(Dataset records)
◇ ◇ ◇ ◇ ◇

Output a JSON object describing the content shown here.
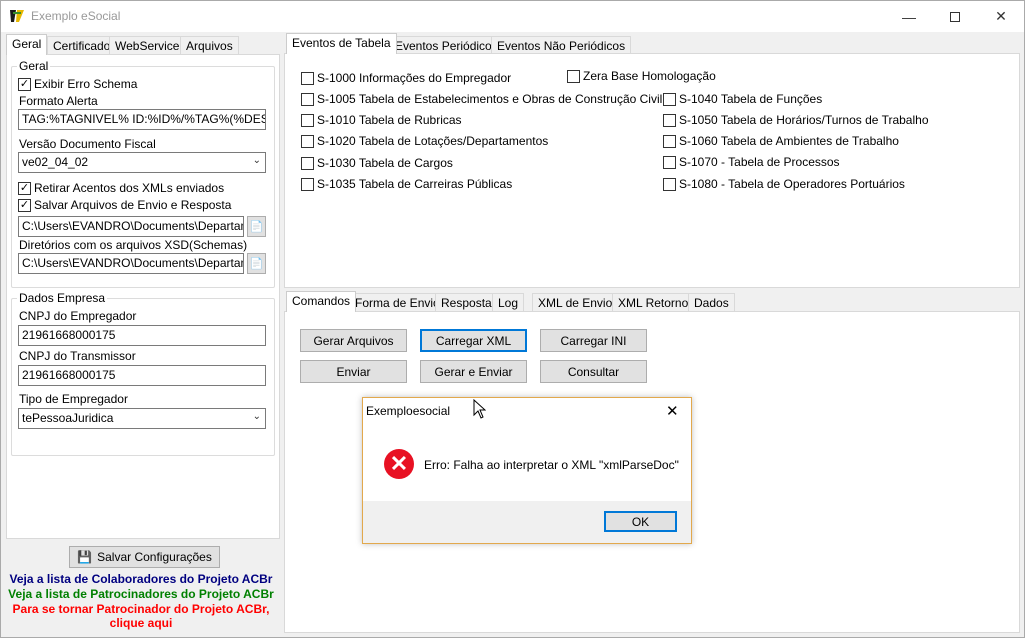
{
  "window": {
    "title": "Exemplo eSocial",
    "minimize_icon": "minimize-icon",
    "maximize_icon": "maximize-icon",
    "close_icon": "close-icon"
  },
  "left_tabs": [
    "Geral",
    "Certificado",
    "WebService",
    "Arquivos"
  ],
  "geral": {
    "legend": "Geral",
    "exibir_erro_schema": "Exibir Erro Schema",
    "formato_alerta_label": "Formato Alerta",
    "formato_alerta_value": "TAG:%TAGNIVEL% ID:%ID%/%TAG%(%DESCRICA",
    "versao_label": "Versão Documento Fiscal",
    "versao_value": "ve02_04_02",
    "retirar_acentos": "Retirar Acentos dos XMLs enviados",
    "salvar_arquivos": "Salvar Arquivos de Envio e Resposta",
    "path1_value": "C:\\Users\\EVANDRO\\Documents\\Departamer",
    "diretorios_label": "Diretórios com os arquivos XSD(Schemas)",
    "path2_value": "C:\\Users\\EVANDRO\\Documents\\Departamer"
  },
  "empresa": {
    "legend": "Dados Empresa",
    "cnpj_empregador_label": "CNPJ do Empregador",
    "cnpj_empregador_value": "21961668000175",
    "cnpj_transmissor_label": "CNPJ do Transmissor",
    "cnpj_transmissor_value": "21961668000175",
    "tipo_label": "Tipo de Empregador",
    "tipo_value": "tePessoaJuridica"
  },
  "salvar_button": "Salvar Configurações",
  "links": {
    "colaboradores": "Veja a lista de Colaboradores do Projeto ACBr",
    "patrocinadores": "Veja a lista de Patrocinadores do Projeto ACBr",
    "tornar_line1": "Para se tornar Patrocinador do Projeto ACBr,",
    "tornar_line2": "clique aqui",
    "color_blue": "#000080",
    "color_green": "#008000",
    "color_red": "#ff0000"
  },
  "top_tabs": [
    "Eventos de Tabela",
    "Eventos Periódicos",
    "Eventos Não Periódicos"
  ],
  "eventos": {
    "s1000": "S-1000 Informações do Empregador",
    "zera_base": "Zera Base Homologação",
    "s1005": "S-1005 Tabela de Estabelecimentos e Obras de Construção Civil",
    "s1010": "S-1010 Tabela de Rubricas",
    "s1020": "S-1020 Tabela de Lotações/Departamentos",
    "s1030": "S-1030 Tabela de Cargos",
    "s1035": "S-1035 Tabela de Carreiras Públicas",
    "s1040": "S-1040 Tabela de Funções",
    "s1050": "S-1050 Tabela de Horários/Turnos de Trabalho",
    "s1060": "S-1060 Tabela de Ambientes de Trabalho",
    "s1070": "S-1070 - Tabela de Processos",
    "s1080": "S-1080 - Tabela de Operadores Portuários"
  },
  "bottom_tabs": [
    "Comandos",
    "Forma de Envio",
    "Resposta",
    "Log",
    "XML de Envio",
    "XML Retorno",
    "Dados"
  ],
  "commands": {
    "gerar_arquivos": "Gerar Arquivos",
    "carregar_xml": "Carregar XML",
    "carregar_ini": "Carregar INI",
    "enviar": "Enviar",
    "gerar_enviar": "Gerar e Enviar",
    "consultar": "Consultar"
  },
  "dialog": {
    "title": "Exemploesocial",
    "message": "Erro: Falha ao interpretar o XML \"xmlParseDoc\"",
    "ok": "OK",
    "icon": "error-icon"
  }
}
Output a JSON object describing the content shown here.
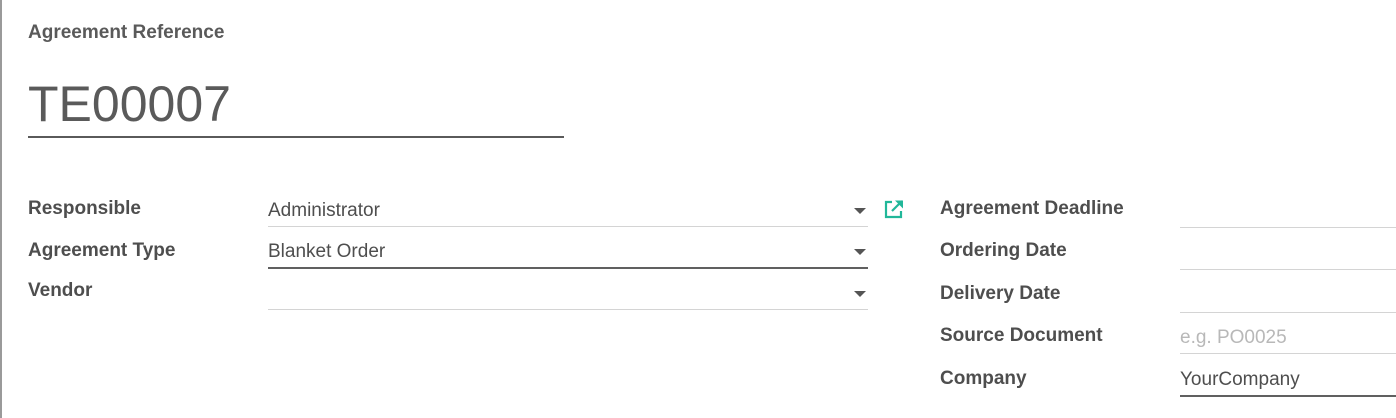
{
  "header": {
    "reference_label": "Agreement Reference",
    "reference_value": "TE00007"
  },
  "left_fields": {
    "responsible": {
      "label": "Responsible",
      "value": "Administrator"
    },
    "agreement_type": {
      "label": "Agreement Type",
      "value": "Blanket Order"
    },
    "vendor": {
      "label": "Vendor",
      "value": ""
    }
  },
  "right_fields": {
    "agreement_deadline": {
      "label": "Agreement Deadline",
      "value": ""
    },
    "ordering_date": {
      "label": "Ordering Date",
      "value": ""
    },
    "delivery_date": {
      "label": "Delivery Date",
      "value": ""
    },
    "source_document": {
      "label": "Source Document",
      "value": "",
      "placeholder": "e.g. PO0025"
    },
    "company": {
      "label": "Company",
      "value": "YourCompany"
    }
  },
  "icons": {
    "dropdown": "chevron-down-icon",
    "external_link": "external-link-icon"
  },
  "colors": {
    "external_link": "#21b799",
    "text": "#4e4e4e",
    "placeholder": "#b8b8b8"
  }
}
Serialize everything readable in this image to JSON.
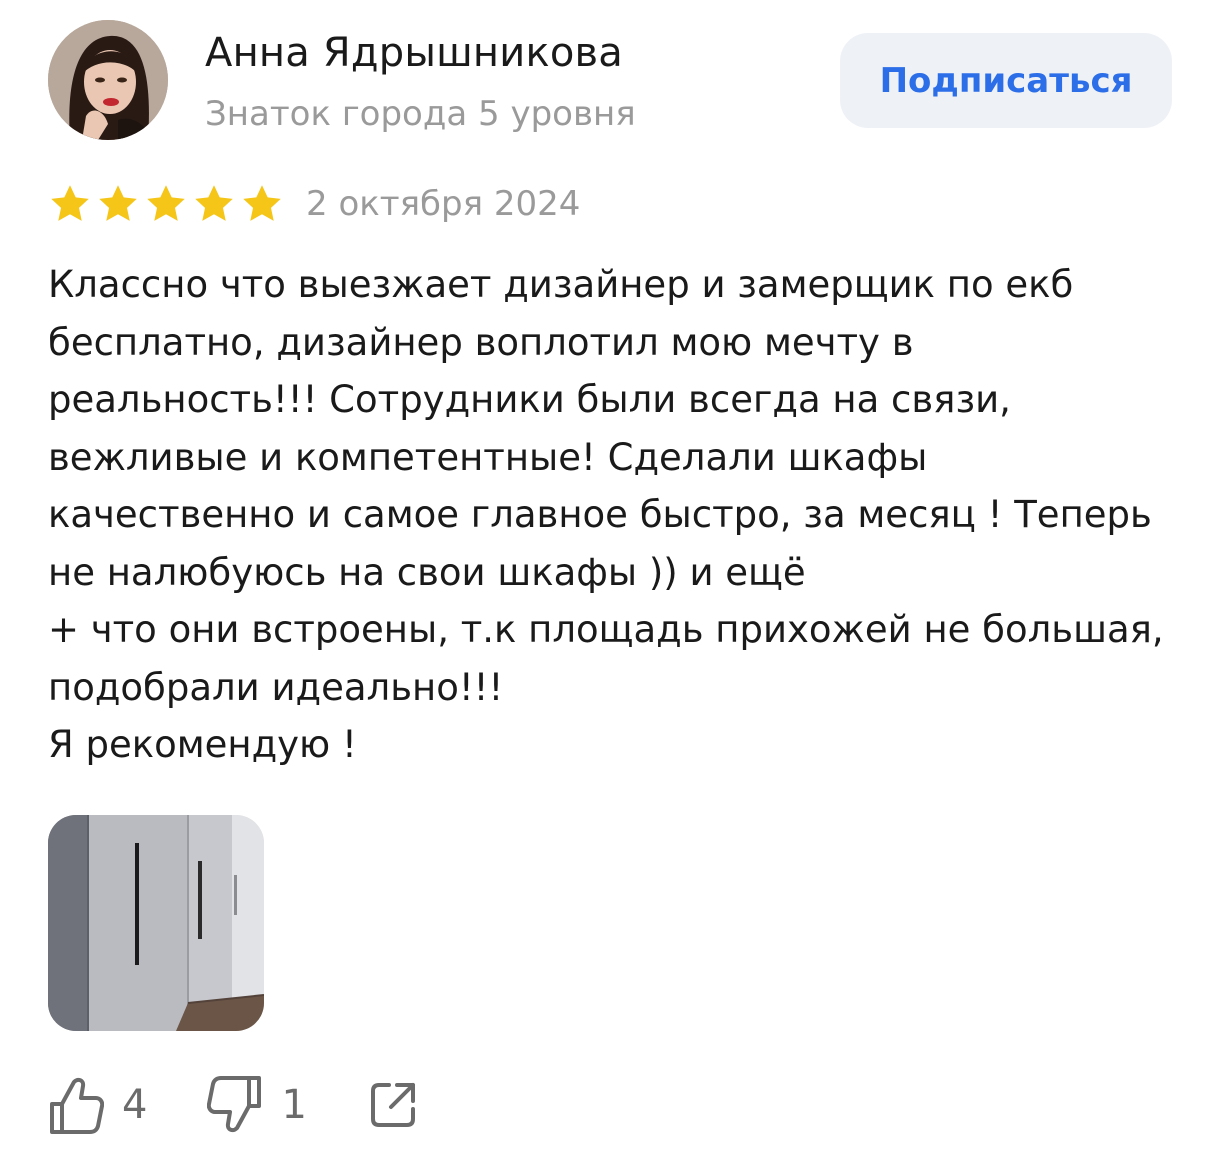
{
  "author": {
    "name": "Анна Ядрышникова",
    "level": "Знаток города 5 уровня",
    "avatar_icon": "user-avatar-photo"
  },
  "subscribe_label": "Подписаться",
  "review": {
    "rating": 5,
    "rating_max": 5,
    "date": "2 октября 2024",
    "text": "Классно что выезжает дизайнер и замерщик по екб бесплатно, дизайнер воплотил мою мечту в реальность!!! Сотрудники были всегда на связи, вежливые и компетентные!  Сделали шкафы качественно и самое главное быстро,  за месяц ! Теперь не налюбуюсь на свои шкафы )) и ещё\n+ что они встроены, т.к площадь прихожей не большая,  подобрали идеально!!!\nЯ рекомендую !",
    "photos": [
      {
        "icon": "wardrobe-photo"
      }
    ]
  },
  "actions": {
    "likes": "4",
    "dislikes": "1",
    "like_icon": "thumbs-up-icon",
    "dislike_icon": "thumbs-down-icon",
    "share_icon": "share-icon"
  },
  "colors": {
    "accent": "#2b6ee8",
    "star": "#f5c518",
    "muted_text": "#9a9a9a",
    "button_bg": "#eef1f6"
  }
}
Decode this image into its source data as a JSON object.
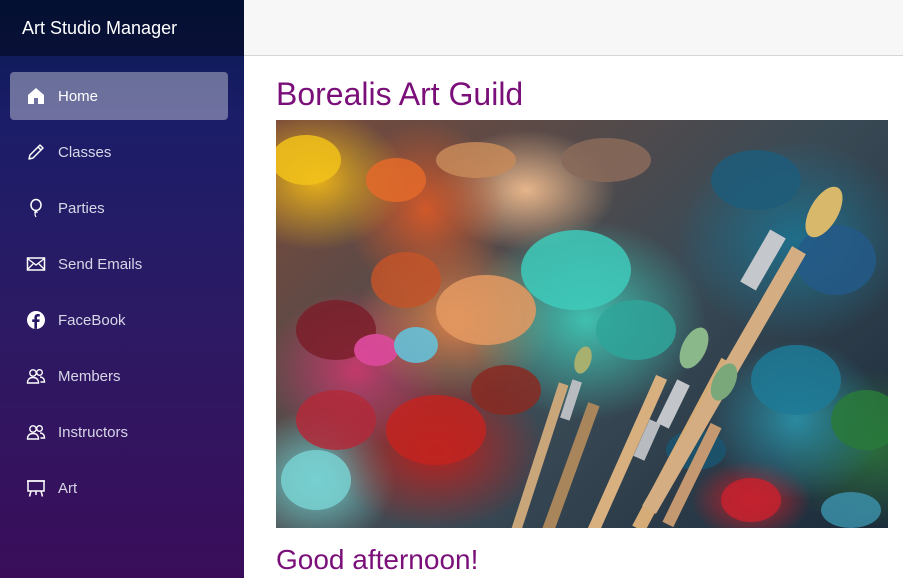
{
  "app": {
    "title": "Art Studio Manager"
  },
  "sidebar": {
    "items": [
      {
        "label": "Home",
        "icon": "home-icon",
        "active": true
      },
      {
        "label": "Classes",
        "icon": "pencil-icon",
        "active": false
      },
      {
        "label": "Parties",
        "icon": "balloon-icon",
        "active": false
      },
      {
        "label": "Send Emails",
        "icon": "envelope-icon",
        "active": false
      },
      {
        "label": "FaceBook",
        "icon": "facebook-icon",
        "active": false
      },
      {
        "label": "Members",
        "icon": "people-icon",
        "active": false
      },
      {
        "label": "Instructors",
        "icon": "people-icon",
        "active": false
      },
      {
        "label": "Art",
        "icon": "easel-icon",
        "active": false
      }
    ]
  },
  "main": {
    "title": "Borealis Art Guild",
    "greeting": "Good afternoon!",
    "hero_image": "paint-palette-with-brushes"
  },
  "colors": {
    "accent_text": "#7a0f7a",
    "sidebar_top": "#061a4f",
    "sidebar_bottom": "#3a0d5a",
    "topbar": "#f7f7f7"
  }
}
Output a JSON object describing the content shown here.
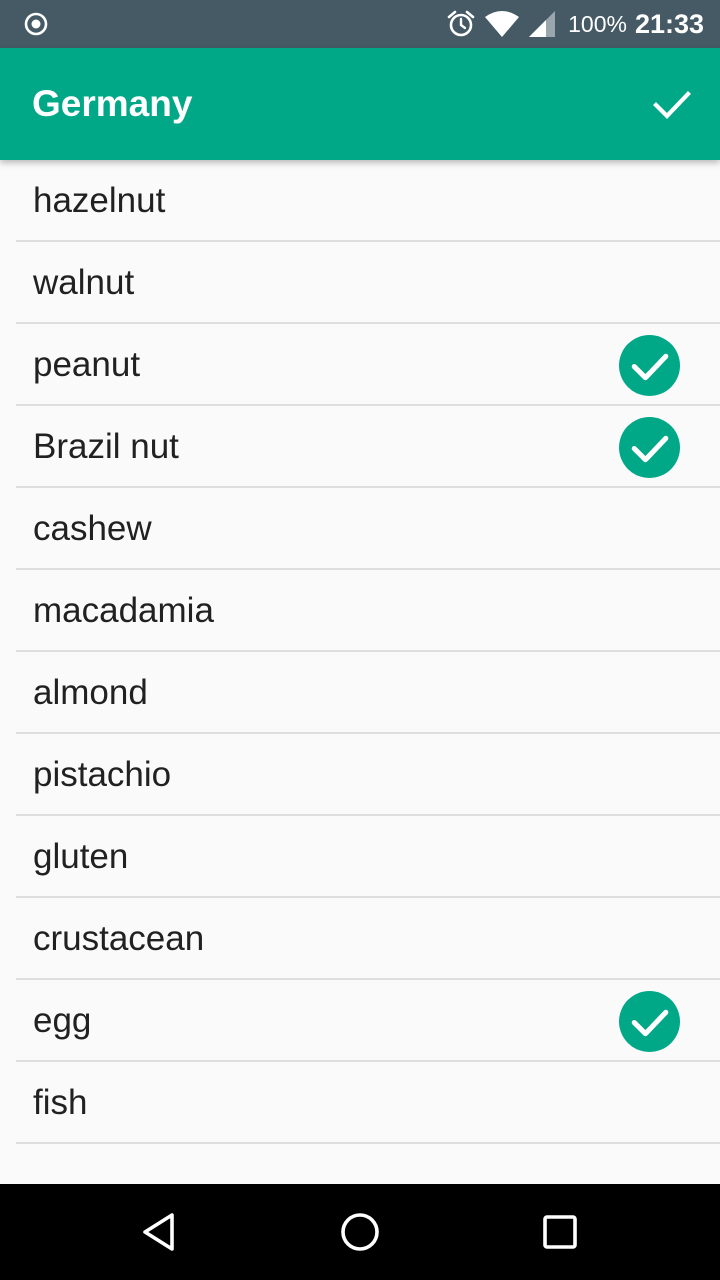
{
  "status_bar": {
    "battery": "100%",
    "time": "21:33"
  },
  "app_bar": {
    "title": "Germany"
  },
  "allergens": [
    {
      "label": "hazelnut",
      "checked": false
    },
    {
      "label": "walnut",
      "checked": false
    },
    {
      "label": "peanut",
      "checked": true
    },
    {
      "label": "Brazil nut",
      "checked": true
    },
    {
      "label": "cashew",
      "checked": false
    },
    {
      "label": "macadamia",
      "checked": false
    },
    {
      "label": "almond",
      "checked": false
    },
    {
      "label": "pistachio",
      "checked": false
    },
    {
      "label": "gluten",
      "checked": false
    },
    {
      "label": "crustacean",
      "checked": false
    },
    {
      "label": "egg",
      "checked": true
    },
    {
      "label": "fish",
      "checked": false
    }
  ],
  "colors": {
    "status_bar": "#455a64",
    "app_bar": "#00a887",
    "check_fill": "#00a887",
    "background": "#fafafa",
    "divider": "#dedede",
    "text": "#212121",
    "nav_bar": "#000000"
  },
  "icons": {
    "status_left": "record-icon",
    "alarm": "alarm-icon",
    "wifi": "wifi-icon",
    "signal": "signal-icon",
    "confirm": "check-icon",
    "item_checked": "check-circle-icon",
    "nav_back": "back-triangle-icon",
    "nav_home": "home-circle-icon",
    "nav_recents": "recents-square-icon"
  }
}
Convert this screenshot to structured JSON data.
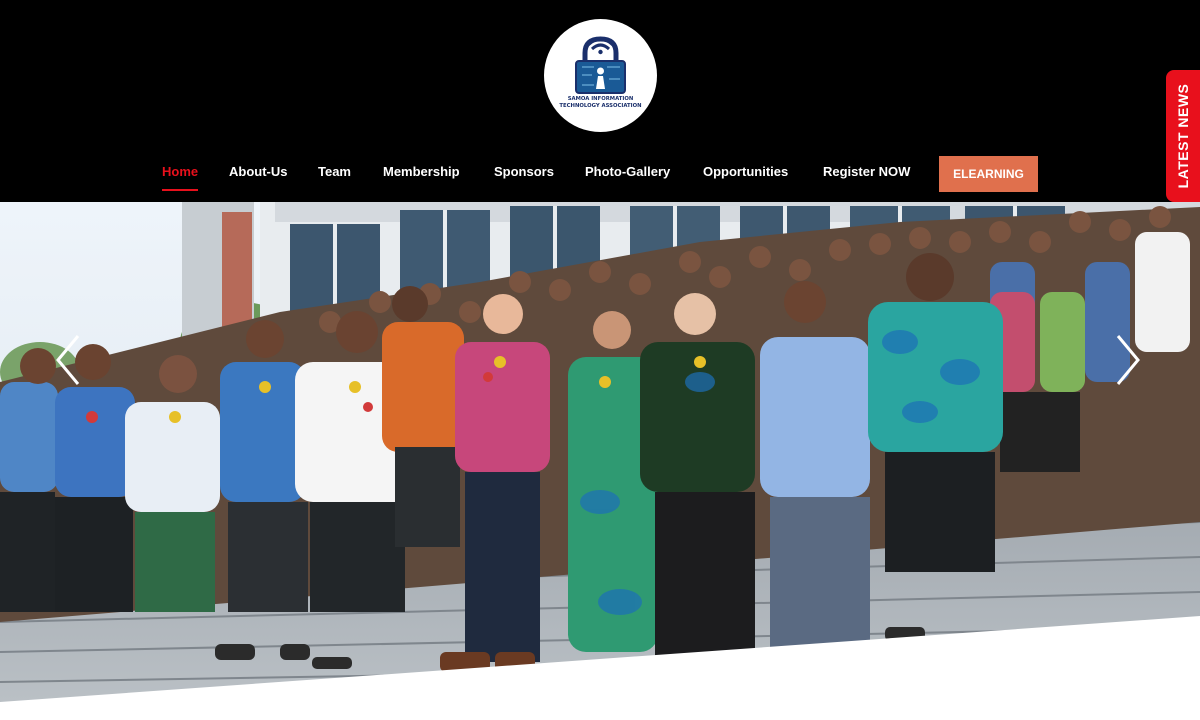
{
  "logo": {
    "line1": "SAMOA INFORMATION",
    "line2": "TECHNOLOGY ASSOCIATION"
  },
  "nav": {
    "items": [
      {
        "label": "Home",
        "active": true
      },
      {
        "label": "About-Us"
      },
      {
        "label": "Team"
      },
      {
        "label": "Membership"
      },
      {
        "label": "Sponsors"
      },
      {
        "label": "Photo-Gallery"
      },
      {
        "label": "Opportunities"
      },
      {
        "label": "Register NOW"
      }
    ],
    "elearning": "ELEARNING"
  },
  "latest_news": "LATEST NEWS",
  "hero": {
    "icons": [
      "chevron-left-icon",
      "chevron-right-icon"
    ]
  },
  "colors": {
    "header_bg": "#000000",
    "active_nav": "#e8101c",
    "elearning_bg": "#e0704d",
    "latest_news_bg": "#e8101c"
  }
}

◇ ◇ ◇ ◇ ◇

#### [JOB]
Reproduce verbatim every line starting at the line that holds "Convert this screenshot" and ending with the final line of the data; omit the pictures.

#### [REPLY TO THE TASK]
Convert this screenshot to structured JSON data.
{
  "logo": {
    "line1": "SAMOA INFORMATION",
    "line2": "TECHNOLOGY ASSOCIATION"
  },
  "nav": {
    "items": [
      {
        "label": "Home",
        "active": true
      },
      {
        "label": "About-Us"
      },
      {
        "label": "Team"
      },
      {
        "label": "Membership"
      },
      {
        "label": "Sponsors"
      },
      {
        "label": "Photo-Gallery"
      },
      {
        "label": "Opportunities"
      },
      {
        "label": "Register NOW"
      }
    ],
    "elearning": "ELEARNING"
  },
  "latest_news": "LATEST NEWS",
  "hero": {
    "icons": [
      "chevron-left-icon",
      "chevron-right-icon"
    ]
  },
  "colors": {
    "header_bg": "#000000",
    "active_nav": "#e8101c",
    "elearning_bg": "#e0704d",
    "latest_news_bg": "#e8101c"
  }
}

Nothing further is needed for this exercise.